───── Listed entries

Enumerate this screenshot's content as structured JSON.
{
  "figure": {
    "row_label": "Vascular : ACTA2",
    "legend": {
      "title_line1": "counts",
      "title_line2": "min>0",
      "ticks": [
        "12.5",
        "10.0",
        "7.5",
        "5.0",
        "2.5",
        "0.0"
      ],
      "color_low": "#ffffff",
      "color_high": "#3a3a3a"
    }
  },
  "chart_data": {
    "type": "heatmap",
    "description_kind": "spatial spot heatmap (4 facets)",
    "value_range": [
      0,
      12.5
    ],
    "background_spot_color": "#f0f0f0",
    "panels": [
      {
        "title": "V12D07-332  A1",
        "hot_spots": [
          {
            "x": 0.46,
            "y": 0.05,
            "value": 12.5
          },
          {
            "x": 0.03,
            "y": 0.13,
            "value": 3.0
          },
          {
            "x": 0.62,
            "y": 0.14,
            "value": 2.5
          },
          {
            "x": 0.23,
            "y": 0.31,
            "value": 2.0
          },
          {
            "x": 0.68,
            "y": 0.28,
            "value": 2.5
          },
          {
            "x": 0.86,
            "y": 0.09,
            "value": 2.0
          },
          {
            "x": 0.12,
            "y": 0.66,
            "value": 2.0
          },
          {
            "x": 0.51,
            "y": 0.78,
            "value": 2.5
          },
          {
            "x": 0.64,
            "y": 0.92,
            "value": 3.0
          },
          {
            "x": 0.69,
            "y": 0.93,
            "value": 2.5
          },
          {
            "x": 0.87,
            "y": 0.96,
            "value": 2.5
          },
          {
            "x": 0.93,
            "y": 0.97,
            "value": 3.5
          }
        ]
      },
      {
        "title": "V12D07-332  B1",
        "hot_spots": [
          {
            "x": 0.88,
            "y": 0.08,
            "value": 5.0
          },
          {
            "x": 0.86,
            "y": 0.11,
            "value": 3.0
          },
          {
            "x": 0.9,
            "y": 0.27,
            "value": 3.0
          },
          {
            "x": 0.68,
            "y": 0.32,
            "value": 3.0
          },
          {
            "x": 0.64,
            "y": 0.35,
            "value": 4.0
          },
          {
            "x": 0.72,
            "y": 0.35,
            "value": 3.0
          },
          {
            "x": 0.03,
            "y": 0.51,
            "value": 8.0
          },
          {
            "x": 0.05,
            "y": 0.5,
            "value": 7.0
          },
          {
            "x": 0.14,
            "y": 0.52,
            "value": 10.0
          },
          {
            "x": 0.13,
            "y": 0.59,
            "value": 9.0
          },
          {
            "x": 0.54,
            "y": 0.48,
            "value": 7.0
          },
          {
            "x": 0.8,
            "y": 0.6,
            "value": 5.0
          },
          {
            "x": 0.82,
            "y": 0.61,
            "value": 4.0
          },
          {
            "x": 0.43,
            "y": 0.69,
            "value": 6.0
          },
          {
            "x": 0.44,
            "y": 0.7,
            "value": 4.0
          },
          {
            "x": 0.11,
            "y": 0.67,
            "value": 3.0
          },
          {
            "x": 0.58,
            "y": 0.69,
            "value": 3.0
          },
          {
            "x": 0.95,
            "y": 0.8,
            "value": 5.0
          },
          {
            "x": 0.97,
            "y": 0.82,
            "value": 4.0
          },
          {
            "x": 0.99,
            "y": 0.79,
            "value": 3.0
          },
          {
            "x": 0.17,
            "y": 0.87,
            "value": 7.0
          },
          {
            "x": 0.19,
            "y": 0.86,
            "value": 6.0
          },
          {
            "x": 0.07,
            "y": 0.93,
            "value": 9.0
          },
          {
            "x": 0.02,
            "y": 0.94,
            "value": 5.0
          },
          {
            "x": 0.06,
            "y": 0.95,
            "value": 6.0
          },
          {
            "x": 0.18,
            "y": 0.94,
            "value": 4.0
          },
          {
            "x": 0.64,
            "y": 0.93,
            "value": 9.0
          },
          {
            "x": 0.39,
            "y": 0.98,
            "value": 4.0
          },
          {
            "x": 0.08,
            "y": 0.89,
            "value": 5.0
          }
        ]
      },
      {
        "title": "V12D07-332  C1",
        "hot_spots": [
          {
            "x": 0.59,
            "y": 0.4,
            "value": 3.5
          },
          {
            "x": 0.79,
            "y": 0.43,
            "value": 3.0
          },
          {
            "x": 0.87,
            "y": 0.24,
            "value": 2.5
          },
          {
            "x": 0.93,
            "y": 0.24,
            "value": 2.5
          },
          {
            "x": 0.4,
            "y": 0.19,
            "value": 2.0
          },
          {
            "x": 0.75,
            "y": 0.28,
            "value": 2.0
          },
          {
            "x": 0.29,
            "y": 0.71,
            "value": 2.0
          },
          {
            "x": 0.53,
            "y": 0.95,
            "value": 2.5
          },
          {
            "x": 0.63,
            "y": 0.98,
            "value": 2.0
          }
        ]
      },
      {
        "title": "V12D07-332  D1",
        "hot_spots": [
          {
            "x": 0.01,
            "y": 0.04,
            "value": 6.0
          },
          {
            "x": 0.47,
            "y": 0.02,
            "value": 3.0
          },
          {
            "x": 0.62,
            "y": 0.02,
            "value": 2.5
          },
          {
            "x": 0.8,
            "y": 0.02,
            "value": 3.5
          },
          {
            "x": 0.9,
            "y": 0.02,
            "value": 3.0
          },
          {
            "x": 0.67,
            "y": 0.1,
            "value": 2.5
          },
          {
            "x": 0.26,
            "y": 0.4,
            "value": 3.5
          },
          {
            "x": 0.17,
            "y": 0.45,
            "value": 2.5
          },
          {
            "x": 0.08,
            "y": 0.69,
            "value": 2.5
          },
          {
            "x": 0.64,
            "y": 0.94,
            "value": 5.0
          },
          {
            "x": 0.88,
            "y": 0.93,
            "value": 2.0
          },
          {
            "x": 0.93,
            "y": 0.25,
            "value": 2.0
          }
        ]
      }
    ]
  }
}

──────────
───── Listed entries

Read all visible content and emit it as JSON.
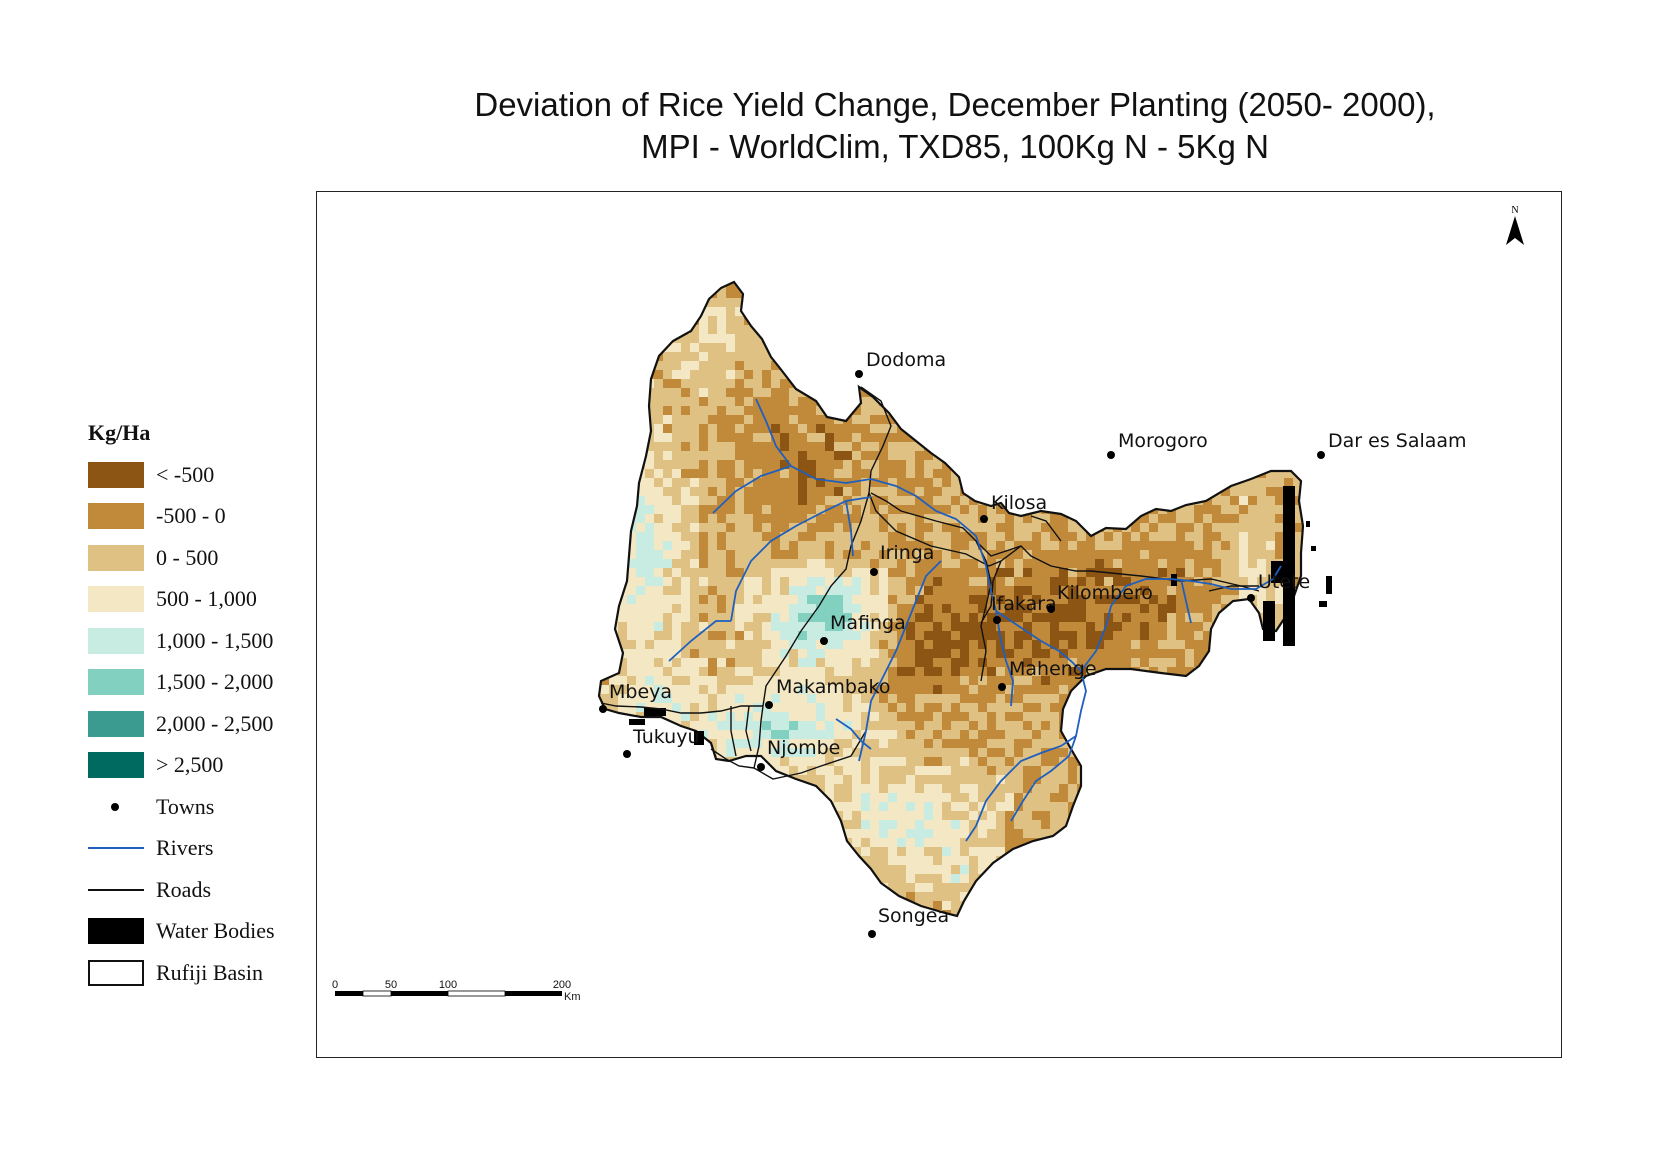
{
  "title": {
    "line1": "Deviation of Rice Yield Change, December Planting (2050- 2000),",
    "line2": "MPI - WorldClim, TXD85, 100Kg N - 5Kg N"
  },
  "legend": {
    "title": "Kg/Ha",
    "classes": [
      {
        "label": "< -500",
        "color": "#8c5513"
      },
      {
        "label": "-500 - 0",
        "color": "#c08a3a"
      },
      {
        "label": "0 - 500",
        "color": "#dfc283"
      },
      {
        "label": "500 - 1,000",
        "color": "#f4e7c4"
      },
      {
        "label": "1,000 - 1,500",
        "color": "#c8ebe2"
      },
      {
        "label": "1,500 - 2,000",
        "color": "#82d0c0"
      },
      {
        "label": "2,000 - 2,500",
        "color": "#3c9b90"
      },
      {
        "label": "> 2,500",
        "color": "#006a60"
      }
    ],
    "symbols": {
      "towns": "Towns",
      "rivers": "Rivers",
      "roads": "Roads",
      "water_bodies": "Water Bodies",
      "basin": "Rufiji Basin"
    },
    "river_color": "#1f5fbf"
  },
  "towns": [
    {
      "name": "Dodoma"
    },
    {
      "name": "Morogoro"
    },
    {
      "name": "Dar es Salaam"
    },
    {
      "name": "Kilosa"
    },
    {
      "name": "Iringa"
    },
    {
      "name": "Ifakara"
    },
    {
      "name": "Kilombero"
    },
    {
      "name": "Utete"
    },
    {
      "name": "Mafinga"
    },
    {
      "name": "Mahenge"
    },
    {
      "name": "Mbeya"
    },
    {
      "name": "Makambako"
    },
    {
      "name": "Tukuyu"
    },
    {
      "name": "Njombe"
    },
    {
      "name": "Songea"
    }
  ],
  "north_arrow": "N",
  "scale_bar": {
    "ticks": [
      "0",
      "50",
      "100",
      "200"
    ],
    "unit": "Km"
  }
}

──────────

(Work instructions):
Where a line holds "content", copy it out.

(Correct answer):
Enumerate this screenshot's content as structured JSON.
Read all visible content and emit it as JSON.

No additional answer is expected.